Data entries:
════════

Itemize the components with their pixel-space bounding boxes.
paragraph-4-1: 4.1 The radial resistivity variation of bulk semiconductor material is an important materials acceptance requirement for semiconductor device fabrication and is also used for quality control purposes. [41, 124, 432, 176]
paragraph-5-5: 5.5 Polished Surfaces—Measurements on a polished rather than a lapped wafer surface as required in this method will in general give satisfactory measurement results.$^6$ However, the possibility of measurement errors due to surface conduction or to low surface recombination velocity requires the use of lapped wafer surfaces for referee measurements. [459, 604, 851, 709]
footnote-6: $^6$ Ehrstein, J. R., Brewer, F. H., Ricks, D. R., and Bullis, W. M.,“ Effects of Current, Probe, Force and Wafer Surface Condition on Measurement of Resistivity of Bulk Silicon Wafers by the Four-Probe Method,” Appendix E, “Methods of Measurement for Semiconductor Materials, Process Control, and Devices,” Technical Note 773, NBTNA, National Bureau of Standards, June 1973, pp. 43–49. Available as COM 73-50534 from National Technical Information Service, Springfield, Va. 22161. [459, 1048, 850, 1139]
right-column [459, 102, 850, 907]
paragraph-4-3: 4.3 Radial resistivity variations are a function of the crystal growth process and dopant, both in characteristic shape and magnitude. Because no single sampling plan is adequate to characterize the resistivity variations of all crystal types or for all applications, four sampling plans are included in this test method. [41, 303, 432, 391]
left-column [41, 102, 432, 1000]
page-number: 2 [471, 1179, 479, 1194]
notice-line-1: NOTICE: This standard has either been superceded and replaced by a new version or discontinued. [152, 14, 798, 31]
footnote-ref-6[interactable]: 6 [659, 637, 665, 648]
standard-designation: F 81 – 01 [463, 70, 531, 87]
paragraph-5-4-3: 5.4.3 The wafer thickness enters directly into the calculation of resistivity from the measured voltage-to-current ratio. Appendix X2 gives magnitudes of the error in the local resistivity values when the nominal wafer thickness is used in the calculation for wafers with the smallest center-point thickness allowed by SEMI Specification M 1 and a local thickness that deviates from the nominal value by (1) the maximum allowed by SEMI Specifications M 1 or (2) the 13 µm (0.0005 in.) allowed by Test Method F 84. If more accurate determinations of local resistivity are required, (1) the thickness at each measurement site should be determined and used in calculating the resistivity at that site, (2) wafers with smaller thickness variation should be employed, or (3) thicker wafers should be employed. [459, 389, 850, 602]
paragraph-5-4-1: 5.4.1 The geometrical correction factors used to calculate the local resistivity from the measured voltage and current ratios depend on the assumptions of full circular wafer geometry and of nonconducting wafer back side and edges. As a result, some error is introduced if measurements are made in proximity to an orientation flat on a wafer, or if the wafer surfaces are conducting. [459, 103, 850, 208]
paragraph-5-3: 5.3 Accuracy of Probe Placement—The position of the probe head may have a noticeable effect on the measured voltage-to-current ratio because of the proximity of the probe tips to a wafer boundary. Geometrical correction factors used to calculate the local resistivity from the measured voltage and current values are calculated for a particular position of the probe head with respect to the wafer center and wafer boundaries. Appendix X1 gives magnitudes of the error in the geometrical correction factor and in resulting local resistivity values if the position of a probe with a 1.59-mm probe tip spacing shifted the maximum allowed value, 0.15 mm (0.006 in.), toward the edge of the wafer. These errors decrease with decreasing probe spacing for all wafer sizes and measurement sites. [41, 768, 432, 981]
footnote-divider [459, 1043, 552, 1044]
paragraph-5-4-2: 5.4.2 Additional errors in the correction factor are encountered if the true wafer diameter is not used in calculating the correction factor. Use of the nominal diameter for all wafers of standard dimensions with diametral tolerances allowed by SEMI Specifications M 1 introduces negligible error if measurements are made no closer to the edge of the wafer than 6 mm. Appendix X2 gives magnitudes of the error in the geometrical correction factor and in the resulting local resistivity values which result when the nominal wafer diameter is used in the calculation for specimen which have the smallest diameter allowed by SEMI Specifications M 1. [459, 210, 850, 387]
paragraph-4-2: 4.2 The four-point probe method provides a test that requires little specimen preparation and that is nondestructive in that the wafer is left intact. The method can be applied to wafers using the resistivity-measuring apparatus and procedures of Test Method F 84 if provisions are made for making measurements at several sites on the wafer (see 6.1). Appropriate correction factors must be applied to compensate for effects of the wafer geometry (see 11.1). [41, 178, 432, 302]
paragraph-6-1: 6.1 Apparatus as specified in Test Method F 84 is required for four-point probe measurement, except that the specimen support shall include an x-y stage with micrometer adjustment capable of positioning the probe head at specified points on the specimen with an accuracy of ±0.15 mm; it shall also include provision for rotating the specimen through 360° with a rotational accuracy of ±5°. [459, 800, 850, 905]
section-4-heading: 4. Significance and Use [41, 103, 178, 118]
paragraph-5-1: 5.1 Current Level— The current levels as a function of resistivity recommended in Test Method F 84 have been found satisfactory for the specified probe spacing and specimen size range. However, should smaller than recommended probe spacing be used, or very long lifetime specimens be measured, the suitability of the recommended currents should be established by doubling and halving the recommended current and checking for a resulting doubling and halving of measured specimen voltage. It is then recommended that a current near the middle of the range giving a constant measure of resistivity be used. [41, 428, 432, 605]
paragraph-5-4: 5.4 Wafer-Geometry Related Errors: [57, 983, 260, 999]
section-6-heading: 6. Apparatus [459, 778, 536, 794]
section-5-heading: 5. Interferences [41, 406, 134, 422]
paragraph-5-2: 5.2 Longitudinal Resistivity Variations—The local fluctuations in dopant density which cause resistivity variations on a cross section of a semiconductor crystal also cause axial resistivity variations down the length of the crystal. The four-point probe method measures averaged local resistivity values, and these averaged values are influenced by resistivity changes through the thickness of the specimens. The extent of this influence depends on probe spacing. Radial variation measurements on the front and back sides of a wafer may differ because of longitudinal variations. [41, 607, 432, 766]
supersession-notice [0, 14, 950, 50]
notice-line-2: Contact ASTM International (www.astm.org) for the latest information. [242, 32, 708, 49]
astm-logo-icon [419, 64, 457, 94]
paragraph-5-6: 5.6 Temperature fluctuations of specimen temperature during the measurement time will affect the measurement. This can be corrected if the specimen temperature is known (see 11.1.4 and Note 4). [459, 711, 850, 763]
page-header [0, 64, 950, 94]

════════

** WHAT NEEDS TO BE DONE **
Retype every line of the data entries above, keeping each one identical to the original.

** OUTPUT OF THE TASK **
Itemize the components with their pixel-space bounding boxes.
paragraph-4-1: 4.1 The radial resistivity variation of bulk semiconductor material is an important materials acceptance requirement for semiconductor device fabrication and is also used for quality control purposes. [41, 124, 432, 176]
paragraph-5-5: 5.5 Polished Surfaces—Measurements on a polished rather than a lapped wafer surface as required in this method will in general give satisfactory measurement results.$^6$ However, the possibility of measurement errors due to surface conduction or to low surface recombination velocity requires the use of lapped wafer surfaces for referee measurements. [459, 604, 851, 709]
footnote-6: $^6$ Ehrstein, J. R., Brewer, F. H., Ricks, D. R., and Bullis, W. M.,“ Effects of Current, Probe, Force and Wafer Surface Condition on Measurement of Resistivity of Bulk Silicon Wafers by the Four-Probe Method,” Appendix E, “Methods of Measurement for Semiconductor Materials, Process Control, and Devices,” Technical Note 773, NBTNA, National Bureau of Standards, June 1973, pp. 43–49. Available as COM 73-50534 from National Technical Information Service, Springfield, Va. 22161. [459, 1048, 850, 1139]
right-column [459, 102, 850, 907]
paragraph-4-3: 4.3 Radial resistivity variations are a function of the crystal growth process and dopant, both in characteristic shape and magnitude. Because no single sampling plan is adequate to characterize the resistivity variations of all crystal types or for all applications, four sampling plans are included in this test method. [41, 303, 432, 391]
left-column [41, 102, 432, 1000]
page-number: 2 [471, 1179, 479, 1194]
notice-line-1: NOTICE: This standard has either been superceded and replaced by a new version or discontinued. [152, 14, 798, 31]
footnote-ref-6[interactable]: 6 [659, 637, 665, 648]
standard-designation: F 81 – 01 [463, 70, 531, 87]
paragraph-5-4-3: 5.4.3 The wafer thickness enters directly into the calculation of resistivity from the measured voltage-to-current ratio. Appendix X2 gives magnitudes of the error in the local resistivity values when the nominal wafer thickness is used in the calculation for wafers with the smallest center-point thickness allowed by SEMI Specification M 1 and a local thickness that deviates from the nominal value by (1) the maximum allowed by SEMI Specifications M 1 or (2) the 13 µm (0.0005 in.) allowed by Test Method F 84. If more accurate determinations of local resistivity are required, (1) the thickness at each measurement site should be determined and used in calculating the resistivity at that site, (2) wafers with smaller thickness variation should be employed, or (3) thicker wafers should be employed. [459, 389, 850, 602]
paragraph-5-4-1: 5.4.1 The geometrical correction factors used to calculate the local resistivity from the measured voltage and current ratios depend on the assumptions of full circular wafer geometry and of nonconducting wafer back side and edges. As a result, some error is introduced if measurements are made in proximity to an orientation flat on a wafer, or if the wafer surfaces are conducting. [459, 103, 850, 208]
paragraph-5-3: 5.3 Accuracy of Probe Placement—The position of the probe head may have a noticeable effect on the measured voltage-to-current ratio because of the proximity of the probe tips to a wafer boundary. Geometrical correction factors used to calculate the local resistivity from the measured voltage and current values are calculated for a particular position of the probe head with respect to the wafer center and wafer boundaries. Appendix X1 gives magnitudes of the error in the geometrical correction factor and in resulting local resistivity values if the position of a probe with a 1.59-mm probe tip spacing shifted the maximum allowed value, 0.15 mm (0.006 in.), toward the edge of the wafer. These errors decrease with decreasing probe spacing for all wafer sizes and measurement sites. [41, 768, 432, 981]
footnote-divider [459, 1043, 552, 1044]
paragraph-5-4-2: 5.4.2 Additional errors in the correction factor are encountered if the true wafer diameter is not used in calculating the correction factor. Use of the nominal diameter for all wafers of standard dimensions with diametral tolerances allowed by SEMI Specifications M 1 introduces negligible error if measurements are made no closer to the edge of the wafer than 6 mm. Appendix X2 gives magnitudes of the error in the geometrical correction factor and in the resulting local resistivity values which result when the nominal wafer diameter is used in the calculation for specimen which have the smallest diameter allowed by SEMI Specifications M 1. [459, 210, 850, 387]
paragraph-4-2: 4.2 The four-point probe method provides a test that requires little specimen preparation and that is nondestructive in that the wafer is left intact. The method can be applied to wafers using the resistivity-measuring apparatus and procedures of Test Method F 84 if provisions are made for making measurements at several sites on the wafer (see 6.1). Appropriate correction factors must be applied to compensate for effects of the wafer geometry (see 11.1). [41, 178, 432, 302]
paragraph-6-1: 6.1 Apparatus as specified in Test Method F 84 is required for four-point probe measurement, except that the specimen support shall include an x-y stage with micrometer adjustment capable of positioning the probe head at specified points on the specimen with an accuracy of ±0.15 mm; it shall also include provision for rotating the specimen through 360° with a rotational accuracy of ±5°. [459, 800, 850, 905]
section-4-heading: 4. Significance and Use [41, 103, 178, 118]
paragraph-5-1: 5.1 Current Level— The current levels as a function of resistivity recommended in Test Method F 84 have been found satisfactory for the specified probe spacing and specimen size range. However, should smaller than recommended probe spacing be used, or very long lifetime specimens be measured, the suitability of the recommended currents should be established by doubling and halving the recommended current and checking for a resulting doubling and halving of measured specimen voltage. It is then recommended that a current near the middle of the range giving a constant measure of resistivity be used. [41, 428, 432, 605]
paragraph-5-4: 5.4 Wafer-Geometry Related Errors: [57, 983, 260, 999]
section-6-heading: 6. Apparatus [459, 778, 536, 794]
section-5-heading: 5. Interferences [41, 406, 134, 422]
paragraph-5-2: 5.2 Longitudinal Resistivity Variations—The local fluctuations in dopant density which cause resistivity variations on a cross section of a semiconductor crystal also cause axial resistivity variations down the length of the crystal. The four-point probe method measures averaged local resistivity values, and these averaged values are influenced by resistivity changes through the thickness of the specimens. The extent of this influence depends on probe spacing. Radial variation measurements on the front and back sides of a wafer may differ because of longitudinal variations. [41, 607, 432, 766]
supersession-notice [0, 14, 950, 50]
notice-line-2: Contact ASTM International (www.astm.org) for the latest information. [242, 32, 708, 49]
astm-logo-icon [419, 64, 457, 94]
paragraph-5-6: 5.6 Temperature fluctuations of specimen temperature during the measurement time will affect the measurement. This can be corrected if the specimen temperature is known (see 11.1.4 and Note 4). [459, 711, 850, 763]
page-header [0, 64, 950, 94]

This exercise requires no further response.